**Listed entries**
───
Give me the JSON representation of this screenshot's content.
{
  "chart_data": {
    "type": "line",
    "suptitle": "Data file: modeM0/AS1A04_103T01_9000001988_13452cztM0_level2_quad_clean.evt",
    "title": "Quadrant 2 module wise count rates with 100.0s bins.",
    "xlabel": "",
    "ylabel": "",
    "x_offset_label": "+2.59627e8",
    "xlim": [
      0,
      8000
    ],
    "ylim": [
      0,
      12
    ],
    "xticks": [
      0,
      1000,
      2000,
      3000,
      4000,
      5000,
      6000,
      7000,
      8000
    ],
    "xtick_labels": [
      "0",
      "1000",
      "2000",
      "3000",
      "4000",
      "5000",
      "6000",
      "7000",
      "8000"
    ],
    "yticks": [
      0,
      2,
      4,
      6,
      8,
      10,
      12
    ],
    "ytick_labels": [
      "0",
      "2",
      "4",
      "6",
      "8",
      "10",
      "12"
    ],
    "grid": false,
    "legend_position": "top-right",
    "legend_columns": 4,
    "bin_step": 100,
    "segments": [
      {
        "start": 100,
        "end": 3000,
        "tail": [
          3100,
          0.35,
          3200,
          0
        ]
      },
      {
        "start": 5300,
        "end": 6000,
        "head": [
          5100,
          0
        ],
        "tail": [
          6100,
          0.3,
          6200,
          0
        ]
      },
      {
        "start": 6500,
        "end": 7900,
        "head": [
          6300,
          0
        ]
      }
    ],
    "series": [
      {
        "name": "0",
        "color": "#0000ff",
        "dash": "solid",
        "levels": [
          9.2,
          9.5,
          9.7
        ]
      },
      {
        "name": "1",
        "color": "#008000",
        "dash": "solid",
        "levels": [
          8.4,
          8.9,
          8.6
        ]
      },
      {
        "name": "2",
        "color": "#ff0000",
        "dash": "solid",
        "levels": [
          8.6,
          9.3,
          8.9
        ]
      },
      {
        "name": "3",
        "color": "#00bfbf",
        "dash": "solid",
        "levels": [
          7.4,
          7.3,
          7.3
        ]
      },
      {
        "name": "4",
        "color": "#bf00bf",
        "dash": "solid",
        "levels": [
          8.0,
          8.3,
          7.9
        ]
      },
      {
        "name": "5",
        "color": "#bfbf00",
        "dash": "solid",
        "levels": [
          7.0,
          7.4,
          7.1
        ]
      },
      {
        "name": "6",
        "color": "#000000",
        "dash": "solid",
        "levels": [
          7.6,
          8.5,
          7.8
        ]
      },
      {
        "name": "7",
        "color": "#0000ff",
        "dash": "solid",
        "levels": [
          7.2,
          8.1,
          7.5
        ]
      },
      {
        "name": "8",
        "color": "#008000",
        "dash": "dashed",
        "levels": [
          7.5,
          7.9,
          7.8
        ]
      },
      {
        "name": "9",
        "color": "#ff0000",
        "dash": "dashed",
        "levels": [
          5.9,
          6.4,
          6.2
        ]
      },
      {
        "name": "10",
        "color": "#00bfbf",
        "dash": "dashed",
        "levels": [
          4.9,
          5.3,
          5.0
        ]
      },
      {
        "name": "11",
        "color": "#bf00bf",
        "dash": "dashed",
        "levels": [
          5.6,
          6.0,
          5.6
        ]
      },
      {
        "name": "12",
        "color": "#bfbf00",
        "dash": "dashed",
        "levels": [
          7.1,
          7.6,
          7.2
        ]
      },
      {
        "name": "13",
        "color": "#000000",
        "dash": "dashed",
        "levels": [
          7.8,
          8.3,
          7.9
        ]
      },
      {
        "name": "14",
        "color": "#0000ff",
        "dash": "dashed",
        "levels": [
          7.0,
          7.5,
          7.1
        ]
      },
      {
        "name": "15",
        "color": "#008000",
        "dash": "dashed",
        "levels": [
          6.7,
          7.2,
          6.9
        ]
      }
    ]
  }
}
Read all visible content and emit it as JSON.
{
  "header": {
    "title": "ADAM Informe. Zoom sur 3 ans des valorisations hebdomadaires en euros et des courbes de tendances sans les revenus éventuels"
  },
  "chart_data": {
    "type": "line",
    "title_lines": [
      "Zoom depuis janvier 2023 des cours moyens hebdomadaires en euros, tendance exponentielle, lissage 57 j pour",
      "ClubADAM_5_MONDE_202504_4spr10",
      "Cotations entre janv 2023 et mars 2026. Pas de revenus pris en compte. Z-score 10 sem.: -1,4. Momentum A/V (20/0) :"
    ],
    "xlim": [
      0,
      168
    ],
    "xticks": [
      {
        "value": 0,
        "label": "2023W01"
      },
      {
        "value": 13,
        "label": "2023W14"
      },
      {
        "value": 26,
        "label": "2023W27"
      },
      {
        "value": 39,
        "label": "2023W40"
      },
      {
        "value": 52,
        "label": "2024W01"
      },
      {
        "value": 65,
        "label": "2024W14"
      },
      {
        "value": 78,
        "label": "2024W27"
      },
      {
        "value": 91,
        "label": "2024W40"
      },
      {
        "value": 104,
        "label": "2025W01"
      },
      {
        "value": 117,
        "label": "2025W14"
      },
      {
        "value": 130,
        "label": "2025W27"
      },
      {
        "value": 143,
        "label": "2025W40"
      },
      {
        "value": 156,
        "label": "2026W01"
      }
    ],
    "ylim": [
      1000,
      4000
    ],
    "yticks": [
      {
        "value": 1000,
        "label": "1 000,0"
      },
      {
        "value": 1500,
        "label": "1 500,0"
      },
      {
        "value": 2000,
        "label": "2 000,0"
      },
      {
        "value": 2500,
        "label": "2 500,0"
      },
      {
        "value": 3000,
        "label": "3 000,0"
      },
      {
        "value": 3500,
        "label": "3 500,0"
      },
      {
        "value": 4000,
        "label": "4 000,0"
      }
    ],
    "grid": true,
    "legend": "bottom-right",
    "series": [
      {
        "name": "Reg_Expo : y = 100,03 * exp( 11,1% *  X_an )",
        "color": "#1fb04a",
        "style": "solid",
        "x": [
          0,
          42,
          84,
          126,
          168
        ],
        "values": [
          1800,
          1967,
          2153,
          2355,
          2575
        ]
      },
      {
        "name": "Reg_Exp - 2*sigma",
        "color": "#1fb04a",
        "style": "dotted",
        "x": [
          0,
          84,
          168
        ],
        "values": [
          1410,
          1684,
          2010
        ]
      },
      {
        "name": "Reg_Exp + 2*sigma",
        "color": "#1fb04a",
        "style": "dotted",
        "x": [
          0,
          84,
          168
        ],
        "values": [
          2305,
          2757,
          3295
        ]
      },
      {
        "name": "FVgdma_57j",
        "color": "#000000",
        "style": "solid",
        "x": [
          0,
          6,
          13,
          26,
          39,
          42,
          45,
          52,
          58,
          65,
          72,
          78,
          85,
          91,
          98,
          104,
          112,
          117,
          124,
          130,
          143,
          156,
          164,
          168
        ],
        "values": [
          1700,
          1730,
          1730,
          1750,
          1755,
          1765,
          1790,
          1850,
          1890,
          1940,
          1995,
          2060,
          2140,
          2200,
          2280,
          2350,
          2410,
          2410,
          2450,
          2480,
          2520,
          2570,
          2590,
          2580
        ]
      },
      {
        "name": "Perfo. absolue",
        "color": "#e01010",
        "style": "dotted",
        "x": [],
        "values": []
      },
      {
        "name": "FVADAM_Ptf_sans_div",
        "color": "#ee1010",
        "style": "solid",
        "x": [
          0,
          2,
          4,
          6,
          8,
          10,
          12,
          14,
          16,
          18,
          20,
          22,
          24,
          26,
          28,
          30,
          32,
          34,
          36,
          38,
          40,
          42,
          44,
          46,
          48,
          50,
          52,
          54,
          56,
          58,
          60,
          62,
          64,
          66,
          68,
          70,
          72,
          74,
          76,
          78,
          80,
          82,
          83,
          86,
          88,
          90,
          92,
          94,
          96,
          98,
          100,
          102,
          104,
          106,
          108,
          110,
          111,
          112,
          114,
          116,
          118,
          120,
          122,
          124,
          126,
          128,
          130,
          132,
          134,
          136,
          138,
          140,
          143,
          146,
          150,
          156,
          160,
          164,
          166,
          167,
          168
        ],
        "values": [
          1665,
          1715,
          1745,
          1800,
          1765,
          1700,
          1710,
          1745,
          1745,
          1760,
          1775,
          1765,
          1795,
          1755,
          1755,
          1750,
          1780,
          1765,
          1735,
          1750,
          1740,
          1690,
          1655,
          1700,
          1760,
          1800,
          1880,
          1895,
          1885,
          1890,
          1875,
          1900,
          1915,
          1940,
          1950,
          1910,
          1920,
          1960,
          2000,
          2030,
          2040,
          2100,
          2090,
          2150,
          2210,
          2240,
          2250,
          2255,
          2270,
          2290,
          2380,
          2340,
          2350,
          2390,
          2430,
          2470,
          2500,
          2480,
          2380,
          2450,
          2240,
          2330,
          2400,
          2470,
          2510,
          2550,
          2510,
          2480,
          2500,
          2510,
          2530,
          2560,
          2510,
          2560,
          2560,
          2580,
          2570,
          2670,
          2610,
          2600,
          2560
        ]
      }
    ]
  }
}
───
**Problem details**
Return each line of the listing that holds the string "hebdomadaires".

**Correct answer**
    "title": "ADAM Informe. Zoom sur 3 ans des valorisations hebdomadaires en euros et des courbes de tendances sans les revenus éventuels"
      "Zoom depuis janvier 2023 des cours moyens hebdomadaires en euros, tendance exponentielle, lissage 57 j pour",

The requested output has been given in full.